• EXERCISE TEXT
Pitfalls in the genetic testing of the OPN1LW-OPN1MW gene cluster in human subjects

arising from Haer-Wigman, L. et al. npj Genomic Medicine https://doi.org/10.1038/s41525-022-00334-9 (2022)

We read with much interest the recent publication in this journal by Haer-Wigman and colleagues on the diagnostic analysis of the OPN1LW-OPN1MW gene cluster¹. We appreciate the adaptation and implementation of novel technologies like Multiplex Ligation-Dependent Probe Amplification (MLPA), Long-Read Sequencing, and Optical Genome Mapping (OGM) applied by the authors to address the difficulties in genetic diagnostic analysis of the OPN1LW-OPN1MW gene cluster. These difficulties are due to the high sequence similarity of the OPN1LW and OPN1MW genes including intronic as well as intergenic sequences, shared sequence variants occurring in both genes, the presence of OPN1LWxOPN1MW or OPN1MWxOPN1LW hybrid genes, and gene copy number variability. In fact, the OPN1LW-OPN1MW gene cluster is a series of segmental duplications (SDs) arranged as tandem low copy repeats with a unit size of about 39 kb². Prior studies have shown that the probability of expression of a specific gene copy within the OPN1LW-OPN1MW gene cluster depends on its distance to the upstream locus control region (LCR), an enhancer element which is essential for the expression of the OPN1LW and OPN1MW genes^3,4. This gradient in expression of gene copies is responsible for that only the first two, most proximal gene copies are relevant for the color vision or cone dysfunction phenotype linked to deleterious variants or structural rearrangements in the OPN1LW and/or OPN1MW genes⁵. Thus, the actual order of gene copies and the corresponding location of deleterious variants is of eminent importance for a reliable and non-ambiguous genetic diagnostic in subjects with more than two opsin gene copies. The latter is rather common. In fact, we observed a mean opsin gene copy number of 3.31 for unaffected males⁶, and we encounter more than two gene copies in the majority of subjects for which genetic testing of the OPN1LW-OPN1MW gene locus is inquired in our laboratory based on a provisionally clinical diagnosis of cone dystrophy, achromatopsia, Bornholm Eye Disease (BED) or Blue Cone Monochromacy (BCM). We therefore well appreciate any technical progress that enables to decipher the exact order of distal OPN1MW or OPN1MW/LW hybrid gene copies.

• TASK SET
- 1) Answer these about the OPN1LW-OPN1MW text:
(a) What is the approximate unit size of the tandem low copy repeats that make up the gene cluster?
(b) What enhancer element, located upstream, is essential for the expression of the OPN1LW and OPN1MW genes?
(c) What mean opsin gene copy number was observed for unaffected males?
- 2) Can you reproduce the passage of the OPN1LW-OPN1MW text starting at "Pitfalls in the" and ending at "Medicine https://doi.org/10.1038/s41525-022-00334-9 (2022)"?

(Collected data entries)
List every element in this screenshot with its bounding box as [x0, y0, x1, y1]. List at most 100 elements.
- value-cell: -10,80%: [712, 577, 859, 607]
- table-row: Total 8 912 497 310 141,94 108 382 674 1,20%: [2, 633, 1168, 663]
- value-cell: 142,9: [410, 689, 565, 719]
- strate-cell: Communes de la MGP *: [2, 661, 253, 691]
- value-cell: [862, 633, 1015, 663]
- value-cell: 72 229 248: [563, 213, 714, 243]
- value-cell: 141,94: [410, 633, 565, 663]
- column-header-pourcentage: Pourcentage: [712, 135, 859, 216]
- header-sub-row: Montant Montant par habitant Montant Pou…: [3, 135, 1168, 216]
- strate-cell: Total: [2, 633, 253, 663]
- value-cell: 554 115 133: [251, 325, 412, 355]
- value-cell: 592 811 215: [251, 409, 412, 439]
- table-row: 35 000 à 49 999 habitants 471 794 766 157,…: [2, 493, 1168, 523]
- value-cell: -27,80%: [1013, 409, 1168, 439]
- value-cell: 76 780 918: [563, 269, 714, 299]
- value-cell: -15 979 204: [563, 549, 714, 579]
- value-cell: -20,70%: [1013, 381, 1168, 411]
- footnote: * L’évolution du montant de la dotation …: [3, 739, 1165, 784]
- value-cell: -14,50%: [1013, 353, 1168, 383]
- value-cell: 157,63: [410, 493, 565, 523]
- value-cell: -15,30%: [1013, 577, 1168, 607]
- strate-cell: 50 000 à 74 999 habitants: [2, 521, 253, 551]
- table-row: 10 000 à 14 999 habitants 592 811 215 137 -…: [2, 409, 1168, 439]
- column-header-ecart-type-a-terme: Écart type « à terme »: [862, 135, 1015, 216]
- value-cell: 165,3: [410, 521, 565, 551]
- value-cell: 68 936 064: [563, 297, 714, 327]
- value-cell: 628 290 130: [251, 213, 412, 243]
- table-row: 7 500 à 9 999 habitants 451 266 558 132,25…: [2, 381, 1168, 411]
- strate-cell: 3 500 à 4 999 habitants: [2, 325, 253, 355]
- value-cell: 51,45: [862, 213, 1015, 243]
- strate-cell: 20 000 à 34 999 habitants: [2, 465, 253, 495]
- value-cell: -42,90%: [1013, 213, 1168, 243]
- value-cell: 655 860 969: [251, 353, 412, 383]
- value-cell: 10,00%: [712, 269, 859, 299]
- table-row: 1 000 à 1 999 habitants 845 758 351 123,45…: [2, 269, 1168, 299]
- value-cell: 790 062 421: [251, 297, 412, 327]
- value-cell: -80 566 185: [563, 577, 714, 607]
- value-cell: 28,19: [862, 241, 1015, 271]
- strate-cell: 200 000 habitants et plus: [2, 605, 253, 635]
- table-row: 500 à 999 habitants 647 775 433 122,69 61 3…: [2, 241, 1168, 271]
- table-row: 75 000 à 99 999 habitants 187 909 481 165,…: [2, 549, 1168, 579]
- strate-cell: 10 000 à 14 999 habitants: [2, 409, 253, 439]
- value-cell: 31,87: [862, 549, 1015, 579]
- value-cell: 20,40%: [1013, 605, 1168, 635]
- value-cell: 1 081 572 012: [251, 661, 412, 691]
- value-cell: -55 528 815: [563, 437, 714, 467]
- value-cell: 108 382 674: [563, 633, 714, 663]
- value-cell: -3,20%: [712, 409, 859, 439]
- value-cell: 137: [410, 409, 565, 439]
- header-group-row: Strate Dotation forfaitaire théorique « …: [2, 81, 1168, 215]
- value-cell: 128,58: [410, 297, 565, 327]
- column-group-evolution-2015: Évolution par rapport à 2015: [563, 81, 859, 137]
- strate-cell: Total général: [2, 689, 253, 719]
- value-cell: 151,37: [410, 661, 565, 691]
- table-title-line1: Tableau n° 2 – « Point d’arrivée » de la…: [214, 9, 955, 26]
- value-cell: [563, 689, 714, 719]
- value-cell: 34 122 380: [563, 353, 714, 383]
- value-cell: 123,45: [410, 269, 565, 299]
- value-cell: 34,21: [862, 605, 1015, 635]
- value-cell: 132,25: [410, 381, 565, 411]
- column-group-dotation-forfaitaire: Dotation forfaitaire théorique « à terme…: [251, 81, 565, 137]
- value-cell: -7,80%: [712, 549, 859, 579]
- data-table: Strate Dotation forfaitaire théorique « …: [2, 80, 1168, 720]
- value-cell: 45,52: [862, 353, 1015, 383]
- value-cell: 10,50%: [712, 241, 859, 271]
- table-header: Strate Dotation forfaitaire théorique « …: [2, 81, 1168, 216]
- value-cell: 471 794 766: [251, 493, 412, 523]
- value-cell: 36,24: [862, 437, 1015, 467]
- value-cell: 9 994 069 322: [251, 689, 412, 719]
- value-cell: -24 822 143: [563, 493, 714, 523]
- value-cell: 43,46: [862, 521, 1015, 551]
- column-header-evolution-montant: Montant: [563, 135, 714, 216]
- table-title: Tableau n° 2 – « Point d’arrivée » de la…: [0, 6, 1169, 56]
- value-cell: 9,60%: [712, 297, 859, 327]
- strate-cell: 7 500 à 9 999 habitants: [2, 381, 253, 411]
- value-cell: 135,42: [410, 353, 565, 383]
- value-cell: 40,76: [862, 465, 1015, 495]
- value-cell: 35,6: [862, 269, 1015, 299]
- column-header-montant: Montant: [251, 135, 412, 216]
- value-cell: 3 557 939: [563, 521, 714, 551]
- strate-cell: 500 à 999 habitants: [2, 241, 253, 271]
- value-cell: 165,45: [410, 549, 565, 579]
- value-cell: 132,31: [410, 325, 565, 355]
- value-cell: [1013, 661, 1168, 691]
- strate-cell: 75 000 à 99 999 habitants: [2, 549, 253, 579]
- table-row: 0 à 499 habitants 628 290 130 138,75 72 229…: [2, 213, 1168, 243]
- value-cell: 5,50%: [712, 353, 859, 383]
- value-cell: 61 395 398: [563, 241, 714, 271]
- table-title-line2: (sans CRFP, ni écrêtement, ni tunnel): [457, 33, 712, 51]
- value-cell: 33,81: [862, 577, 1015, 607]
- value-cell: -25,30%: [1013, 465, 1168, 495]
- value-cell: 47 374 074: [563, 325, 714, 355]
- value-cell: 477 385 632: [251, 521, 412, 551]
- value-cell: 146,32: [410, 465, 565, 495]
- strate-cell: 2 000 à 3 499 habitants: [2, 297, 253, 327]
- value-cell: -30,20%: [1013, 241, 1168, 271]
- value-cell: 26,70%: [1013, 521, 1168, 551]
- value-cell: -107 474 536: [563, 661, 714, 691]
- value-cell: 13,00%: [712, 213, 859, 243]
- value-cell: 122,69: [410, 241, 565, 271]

• RESPONSES FOR EACH TASK
- 1)
(a) About 39 kb.
(b) The locus control region (LCR).
(c) 3.31.

- 2)
Pitfalls in the genetic testing of the OPN1LW-OPN1MW gene cluster in human subjects

arising from Haer-Wigman, L. et al. npj Genomic Medicine https://doi.org/10.1038/s41525-022-00334-9 (2022)